> GIVEN REQUEST
Skip the images. Copy the records exactly as written.

--- BEGIN INFORMATION SUPPLIED ---

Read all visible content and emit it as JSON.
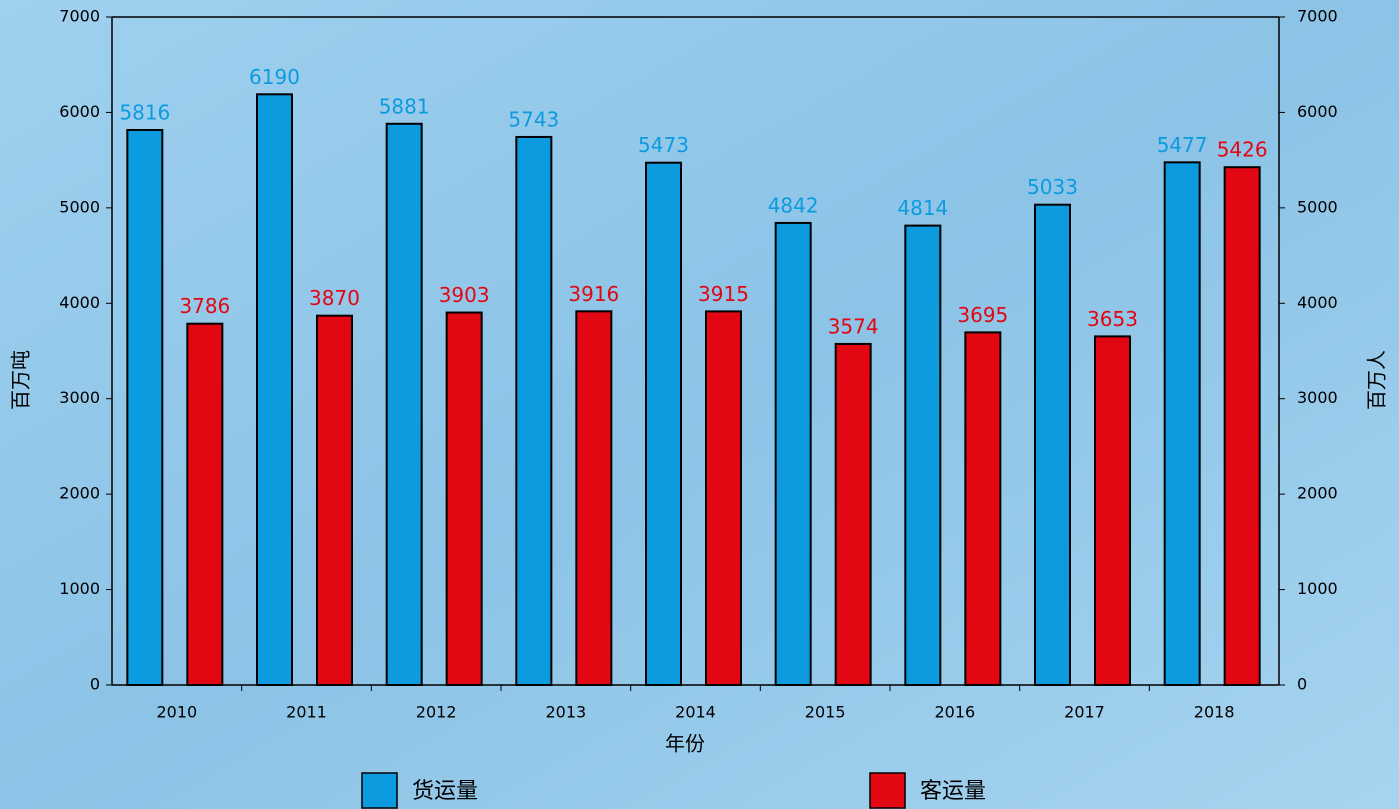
{
  "chart_data": {
    "type": "bar",
    "categories": [
      "2010",
      "2011",
      "2012",
      "2013",
      "2014",
      "2015",
      "2016",
      "2017",
      "2018"
    ],
    "series": [
      {
        "name": "货运量",
        "color": "#0d9be0",
        "values": [
          5816,
          6190,
          5881,
          5743,
          5473,
          4842,
          4814,
          5033,
          5477
        ]
      },
      {
        "name": "客运量",
        "color": "#e30613",
        "axis": "y2",
        "values": [
          3786,
          3870,
          3903,
          3916,
          3915,
          3574,
          3695,
          3653,
          5426
        ]
      }
    ],
    "x_label": "年份",
    "y_label": "百万吨",
    "y2_label": "百万人",
    "ylim": [
      0,
      7000
    ],
    "yticks": [
      0,
      1000,
      2000,
      3000,
      4000,
      5000,
      6000,
      7000
    ],
    "y2lim": [
      0,
      7000
    ],
    "y2ticks": [
      0,
      1000,
      2000,
      3000,
      4000,
      5000,
      6000,
      7000
    ],
    "legend": "bottom"
  }
}
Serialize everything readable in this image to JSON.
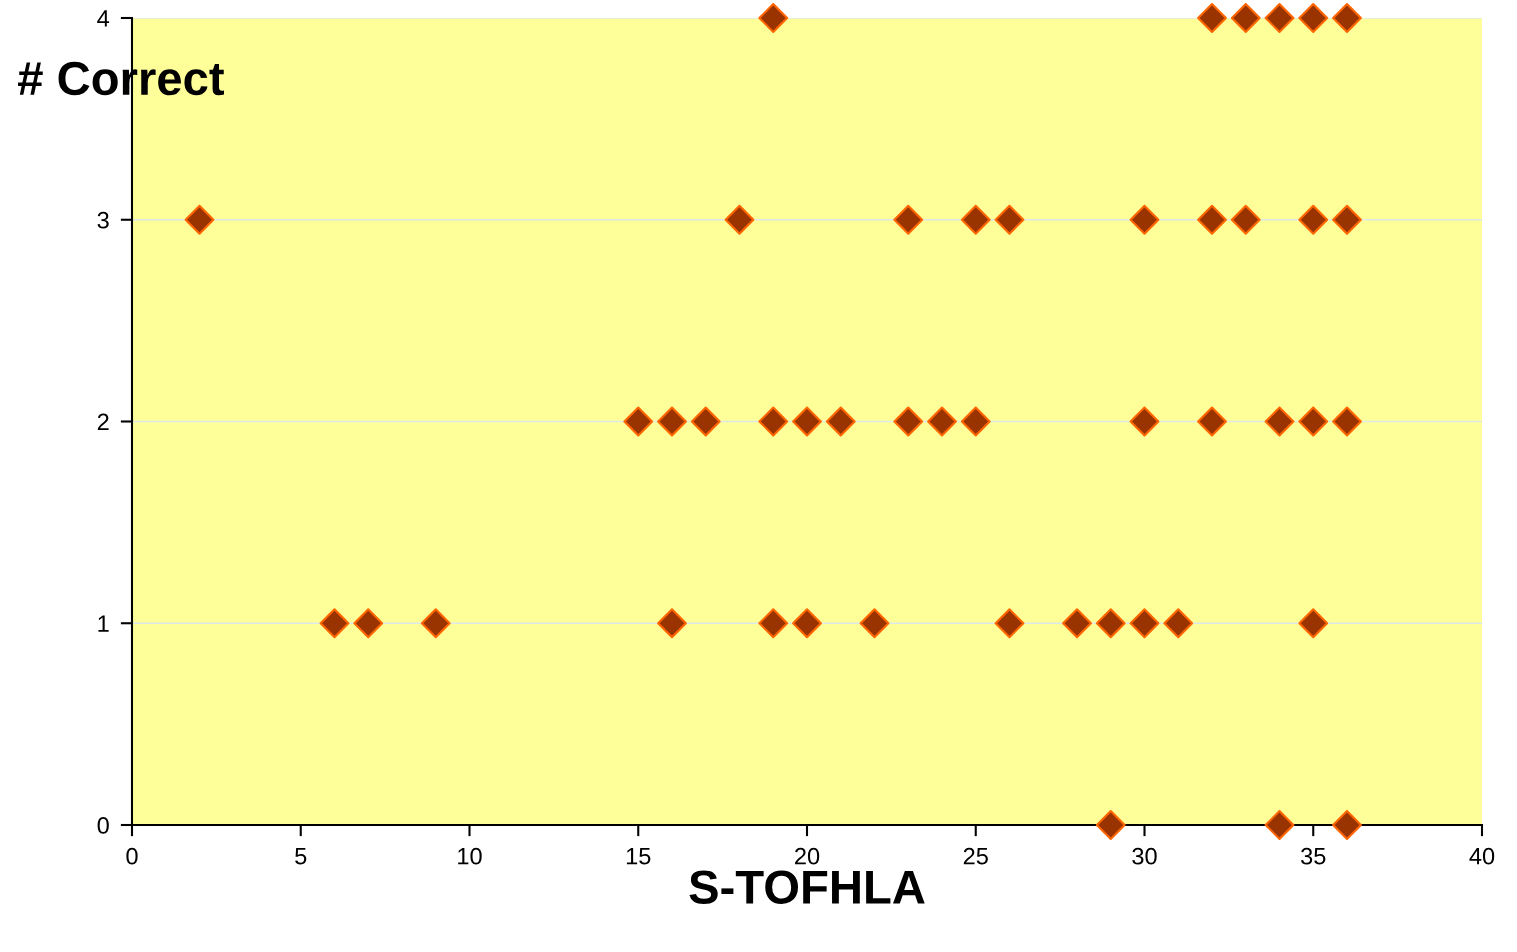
{
  "chart_data": {
    "type": "scatter",
    "xlabel": "S-TOFHLA",
    "ylabel": "# Correct",
    "x": [
      19,
      32,
      33,
      34,
      35,
      36,
      2,
      18,
      23,
      25,
      26,
      30,
      32,
      33,
      35,
      36,
      15,
      16,
      17,
      19,
      20,
      21,
      23,
      24,
      25,
      30,
      32,
      34,
      35,
      36,
      6,
      7,
      9,
      16,
      19,
      20,
      22,
      26,
      28,
      29,
      30,
      31,
      35,
      29,
      34,
      36
    ],
    "series": [
      {
        "color": "#993300",
        "values": [
          4,
          4,
          4,
          4,
          4,
          4,
          3,
          3,
          3,
          3,
          3,
          3,
          3,
          3,
          3,
          3,
          2,
          2,
          2,
          2,
          2,
          2,
          2,
          2,
          2,
          2,
          2,
          2,
          2,
          2,
          1,
          1,
          1,
          1,
          1,
          1,
          1,
          1,
          1,
          1,
          1,
          1,
          1,
          0,
          0,
          0
        ]
      }
    ],
    "marker": "diamond",
    "xlim": [
      0,
      40
    ],
    "xticks": [
      0,
      5,
      10,
      15,
      20,
      25,
      30,
      35,
      40
    ],
    "ylim": [
      0,
      4
    ],
    "yticks": [
      0,
      1,
      2,
      3,
      4
    ],
    "grid": "y",
    "legend": false
  }
}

--- END INFORMATION SUPPLIED ---

> EXERCISE ANSWER
Read all visible content and emit it as JSON.
{
  "chart_data": {
    "type": "bar",
    "categories": [
      "2010",
      "2011",
      "2012",
      "2013",
      "2014",
      "2015",
      "2016",
      "2017",
      "2018"
    ],
    "series": [
      {
        "name": "货运量",
        "color": "#0d9be0",
        "values": [
          5816,
          6190,
          5881,
          5743,
          5473,
          4842,
          4814,
          5033,
          5477
        ]
      },
      {
        "name": "客运量",
        "color": "#e30613",
        "axis": "y2",
        "values": [
          3786,
          3870,
          3903,
          3916,
          3915,
          3574,
          3695,
          3653,
          5426
        ]
      }
    ],
    "x_label": "年份",
    "y_label": "百万吨",
    "y2_label": "百万人",
    "ylim": [
      0,
      7000
    ],
    "yticks": [
      0,
      1000,
      2000,
      3000,
      4000,
      5000,
      6000,
      7000
    ],
    "y2lim": [
      0,
      7000
    ],
    "y2ticks": [
      0,
      1000,
      2000,
      3000,
      4000,
      5000,
      6000,
      7000
    ],
    "legend": "bottom"
  }
}
Serialize everything readable in this image to JSON.
{
  "chart_data": {
    "type": "scatter",
    "xlabel": "S-TOFHLA",
    "ylabel": "# Correct",
    "x": [
      19,
      32,
      33,
      34,
      35,
      36,
      2,
      18,
      23,
      25,
      26,
      30,
      32,
      33,
      35,
      36,
      15,
      16,
      17,
      19,
      20,
      21,
      23,
      24,
      25,
      30,
      32,
      34,
      35,
      36,
      6,
      7,
      9,
      16,
      19,
      20,
      22,
      26,
      28,
      29,
      30,
      31,
      35,
      29,
      34,
      36
    ],
    "series": [
      {
        "color": "#993300",
        "values": [
          4,
          4,
          4,
          4,
          4,
          4,
          3,
          3,
          3,
          3,
          3,
          3,
          3,
          3,
          3,
          3,
          2,
          2,
          2,
          2,
          2,
          2,
          2,
          2,
          2,
          2,
          2,
          2,
          2,
          2,
          1,
          1,
          1,
          1,
          1,
          1,
          1,
          1,
          1,
          1,
          1,
          1,
          1,
          0,
          0,
          0
        ]
      }
    ],
    "marker": "diamond",
    "xlim": [
      0,
      40
    ],
    "xticks": [
      0,
      5,
      10,
      15,
      20,
      25,
      30,
      35,
      40
    ],
    "ylim": [
      0,
      4
    ],
    "yticks": [
      0,
      1,
      2,
      3,
      4
    ],
    "grid": "y",
    "legend": false
  }
}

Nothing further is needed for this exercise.